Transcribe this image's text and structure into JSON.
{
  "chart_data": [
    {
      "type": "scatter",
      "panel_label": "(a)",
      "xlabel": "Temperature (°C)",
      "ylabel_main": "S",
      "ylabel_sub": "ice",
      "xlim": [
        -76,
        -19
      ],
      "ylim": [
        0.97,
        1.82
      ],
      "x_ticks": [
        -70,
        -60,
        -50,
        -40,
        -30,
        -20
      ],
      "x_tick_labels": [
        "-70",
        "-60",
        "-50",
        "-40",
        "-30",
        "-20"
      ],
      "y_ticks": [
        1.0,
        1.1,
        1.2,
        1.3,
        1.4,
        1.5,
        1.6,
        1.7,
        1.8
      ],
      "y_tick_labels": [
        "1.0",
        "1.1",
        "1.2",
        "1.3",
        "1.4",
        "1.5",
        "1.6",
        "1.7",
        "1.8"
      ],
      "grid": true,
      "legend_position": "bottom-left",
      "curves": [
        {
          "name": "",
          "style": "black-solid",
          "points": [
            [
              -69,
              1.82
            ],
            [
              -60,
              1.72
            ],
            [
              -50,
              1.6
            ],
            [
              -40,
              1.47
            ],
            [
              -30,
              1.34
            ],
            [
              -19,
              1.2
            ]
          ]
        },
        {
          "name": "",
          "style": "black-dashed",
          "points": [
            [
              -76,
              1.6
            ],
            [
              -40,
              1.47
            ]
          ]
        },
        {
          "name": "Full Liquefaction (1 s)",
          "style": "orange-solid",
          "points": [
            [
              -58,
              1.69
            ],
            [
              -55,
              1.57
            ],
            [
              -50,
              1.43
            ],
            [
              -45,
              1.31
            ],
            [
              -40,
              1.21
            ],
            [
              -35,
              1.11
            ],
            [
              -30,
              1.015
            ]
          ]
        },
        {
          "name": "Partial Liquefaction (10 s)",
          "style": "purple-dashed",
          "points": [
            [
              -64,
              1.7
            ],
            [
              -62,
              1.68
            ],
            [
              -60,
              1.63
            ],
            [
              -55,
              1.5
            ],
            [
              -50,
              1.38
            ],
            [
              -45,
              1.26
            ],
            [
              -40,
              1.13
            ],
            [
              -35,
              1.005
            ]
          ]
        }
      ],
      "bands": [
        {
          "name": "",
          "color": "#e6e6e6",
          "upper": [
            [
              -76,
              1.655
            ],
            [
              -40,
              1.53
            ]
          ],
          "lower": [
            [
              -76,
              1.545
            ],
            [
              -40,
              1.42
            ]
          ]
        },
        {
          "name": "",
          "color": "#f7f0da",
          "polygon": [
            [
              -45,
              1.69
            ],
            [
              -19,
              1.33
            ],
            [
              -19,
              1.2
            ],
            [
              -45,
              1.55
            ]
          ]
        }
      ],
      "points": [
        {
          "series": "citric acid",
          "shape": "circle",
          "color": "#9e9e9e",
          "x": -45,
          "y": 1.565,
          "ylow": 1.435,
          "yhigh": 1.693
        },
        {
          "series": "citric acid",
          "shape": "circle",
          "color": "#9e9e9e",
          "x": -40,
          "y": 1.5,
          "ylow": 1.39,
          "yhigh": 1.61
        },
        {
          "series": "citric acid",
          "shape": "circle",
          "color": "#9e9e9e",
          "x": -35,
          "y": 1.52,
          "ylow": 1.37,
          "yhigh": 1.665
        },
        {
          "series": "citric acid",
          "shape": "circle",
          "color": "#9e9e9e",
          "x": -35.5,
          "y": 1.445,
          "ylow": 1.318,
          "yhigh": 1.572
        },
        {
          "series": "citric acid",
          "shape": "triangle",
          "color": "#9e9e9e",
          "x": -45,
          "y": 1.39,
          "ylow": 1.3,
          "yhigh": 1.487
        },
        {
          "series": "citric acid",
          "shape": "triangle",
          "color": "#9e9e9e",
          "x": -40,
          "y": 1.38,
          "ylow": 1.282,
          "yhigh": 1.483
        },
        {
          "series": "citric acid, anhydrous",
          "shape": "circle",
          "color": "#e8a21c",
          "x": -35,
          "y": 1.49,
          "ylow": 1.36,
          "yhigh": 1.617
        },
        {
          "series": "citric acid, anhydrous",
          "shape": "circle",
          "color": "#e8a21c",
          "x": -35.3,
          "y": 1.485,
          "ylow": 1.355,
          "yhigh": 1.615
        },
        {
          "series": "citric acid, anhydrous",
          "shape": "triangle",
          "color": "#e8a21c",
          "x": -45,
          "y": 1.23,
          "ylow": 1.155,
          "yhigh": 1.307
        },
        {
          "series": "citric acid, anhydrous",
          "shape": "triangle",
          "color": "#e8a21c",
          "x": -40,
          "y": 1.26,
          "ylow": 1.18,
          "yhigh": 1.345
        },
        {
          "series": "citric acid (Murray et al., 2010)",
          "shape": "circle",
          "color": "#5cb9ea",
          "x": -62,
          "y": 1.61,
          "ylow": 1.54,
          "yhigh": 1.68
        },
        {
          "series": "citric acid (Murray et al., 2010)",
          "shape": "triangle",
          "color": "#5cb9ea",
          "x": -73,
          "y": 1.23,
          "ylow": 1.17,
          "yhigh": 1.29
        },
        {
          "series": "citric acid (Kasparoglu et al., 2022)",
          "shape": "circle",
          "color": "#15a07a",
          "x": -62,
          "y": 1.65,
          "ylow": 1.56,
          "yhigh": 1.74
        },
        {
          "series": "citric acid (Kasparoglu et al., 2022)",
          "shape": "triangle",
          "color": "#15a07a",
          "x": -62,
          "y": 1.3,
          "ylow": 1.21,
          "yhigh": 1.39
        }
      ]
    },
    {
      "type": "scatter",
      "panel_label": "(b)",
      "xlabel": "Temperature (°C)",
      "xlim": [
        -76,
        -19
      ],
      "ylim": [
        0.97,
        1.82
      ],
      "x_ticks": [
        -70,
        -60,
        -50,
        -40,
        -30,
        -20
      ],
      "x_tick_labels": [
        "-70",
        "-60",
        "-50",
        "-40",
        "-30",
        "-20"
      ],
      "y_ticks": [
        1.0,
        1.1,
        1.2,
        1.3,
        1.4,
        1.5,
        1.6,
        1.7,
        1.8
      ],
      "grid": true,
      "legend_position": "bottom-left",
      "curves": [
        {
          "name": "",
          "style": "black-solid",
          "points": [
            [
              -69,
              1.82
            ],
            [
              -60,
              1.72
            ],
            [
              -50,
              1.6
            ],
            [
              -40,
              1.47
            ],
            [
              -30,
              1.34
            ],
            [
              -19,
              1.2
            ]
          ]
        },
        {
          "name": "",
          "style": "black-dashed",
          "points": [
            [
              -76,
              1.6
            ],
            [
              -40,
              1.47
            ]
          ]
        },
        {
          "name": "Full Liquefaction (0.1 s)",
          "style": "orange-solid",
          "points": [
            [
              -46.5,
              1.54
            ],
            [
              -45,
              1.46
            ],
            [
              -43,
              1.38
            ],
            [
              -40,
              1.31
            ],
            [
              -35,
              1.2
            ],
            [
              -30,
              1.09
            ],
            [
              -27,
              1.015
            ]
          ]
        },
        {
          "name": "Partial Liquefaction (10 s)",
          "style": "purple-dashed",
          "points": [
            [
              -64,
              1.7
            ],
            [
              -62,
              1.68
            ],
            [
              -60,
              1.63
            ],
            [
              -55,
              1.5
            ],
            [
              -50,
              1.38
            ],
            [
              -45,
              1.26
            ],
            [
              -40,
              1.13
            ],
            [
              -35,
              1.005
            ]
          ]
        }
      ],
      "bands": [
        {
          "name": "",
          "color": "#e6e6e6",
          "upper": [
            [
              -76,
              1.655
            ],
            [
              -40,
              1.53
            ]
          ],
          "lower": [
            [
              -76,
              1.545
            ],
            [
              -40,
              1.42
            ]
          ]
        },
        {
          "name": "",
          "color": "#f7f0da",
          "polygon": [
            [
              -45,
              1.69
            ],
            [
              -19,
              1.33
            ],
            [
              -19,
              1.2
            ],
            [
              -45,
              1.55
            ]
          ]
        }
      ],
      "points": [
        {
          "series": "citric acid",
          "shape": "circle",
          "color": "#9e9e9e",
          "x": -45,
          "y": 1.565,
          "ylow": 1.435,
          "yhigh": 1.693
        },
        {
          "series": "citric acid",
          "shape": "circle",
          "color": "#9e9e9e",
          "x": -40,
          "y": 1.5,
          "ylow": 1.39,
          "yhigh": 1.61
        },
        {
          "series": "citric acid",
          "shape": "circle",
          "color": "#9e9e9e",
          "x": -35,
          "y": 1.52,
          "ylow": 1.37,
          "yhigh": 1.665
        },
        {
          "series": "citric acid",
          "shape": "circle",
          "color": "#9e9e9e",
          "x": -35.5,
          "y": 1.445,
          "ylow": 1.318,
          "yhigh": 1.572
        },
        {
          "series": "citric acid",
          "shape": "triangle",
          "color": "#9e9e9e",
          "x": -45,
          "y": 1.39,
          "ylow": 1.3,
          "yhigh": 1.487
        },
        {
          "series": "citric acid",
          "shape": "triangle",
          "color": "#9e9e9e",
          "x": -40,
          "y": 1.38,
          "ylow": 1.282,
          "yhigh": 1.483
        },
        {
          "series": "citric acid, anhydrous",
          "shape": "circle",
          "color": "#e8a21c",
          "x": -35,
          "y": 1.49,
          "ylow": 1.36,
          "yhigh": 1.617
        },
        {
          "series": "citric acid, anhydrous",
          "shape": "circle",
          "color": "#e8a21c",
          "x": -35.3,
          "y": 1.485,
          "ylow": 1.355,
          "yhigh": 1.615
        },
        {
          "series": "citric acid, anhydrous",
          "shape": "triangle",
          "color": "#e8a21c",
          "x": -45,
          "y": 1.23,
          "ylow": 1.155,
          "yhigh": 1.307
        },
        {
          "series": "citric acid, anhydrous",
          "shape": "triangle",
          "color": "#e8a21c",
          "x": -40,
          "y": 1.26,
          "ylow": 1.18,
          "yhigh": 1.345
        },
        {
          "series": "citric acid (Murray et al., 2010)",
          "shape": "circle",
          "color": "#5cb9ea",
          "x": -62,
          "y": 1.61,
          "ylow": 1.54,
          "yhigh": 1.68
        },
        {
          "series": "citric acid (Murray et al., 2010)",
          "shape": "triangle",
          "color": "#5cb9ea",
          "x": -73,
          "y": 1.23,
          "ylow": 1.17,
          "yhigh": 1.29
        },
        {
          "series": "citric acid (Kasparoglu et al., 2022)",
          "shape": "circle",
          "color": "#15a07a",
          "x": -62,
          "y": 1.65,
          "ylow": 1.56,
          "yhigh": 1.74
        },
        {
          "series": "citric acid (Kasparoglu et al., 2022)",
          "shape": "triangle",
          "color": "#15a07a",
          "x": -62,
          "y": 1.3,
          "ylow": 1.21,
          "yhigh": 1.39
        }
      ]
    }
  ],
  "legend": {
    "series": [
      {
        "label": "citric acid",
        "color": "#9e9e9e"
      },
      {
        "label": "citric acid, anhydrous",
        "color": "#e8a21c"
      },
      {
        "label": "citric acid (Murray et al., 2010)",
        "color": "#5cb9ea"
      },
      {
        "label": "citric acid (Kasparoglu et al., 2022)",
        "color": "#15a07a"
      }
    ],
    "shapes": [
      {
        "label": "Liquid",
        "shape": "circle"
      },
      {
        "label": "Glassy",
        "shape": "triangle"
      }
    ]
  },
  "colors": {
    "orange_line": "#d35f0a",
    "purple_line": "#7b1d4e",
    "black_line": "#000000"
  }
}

Objective: Find the lines with the string "Full" and reproduce them.

Finished task:
          "name": "Full Liquefaction (1 s)",
          "name": "Full Liquefaction (0.1 s)",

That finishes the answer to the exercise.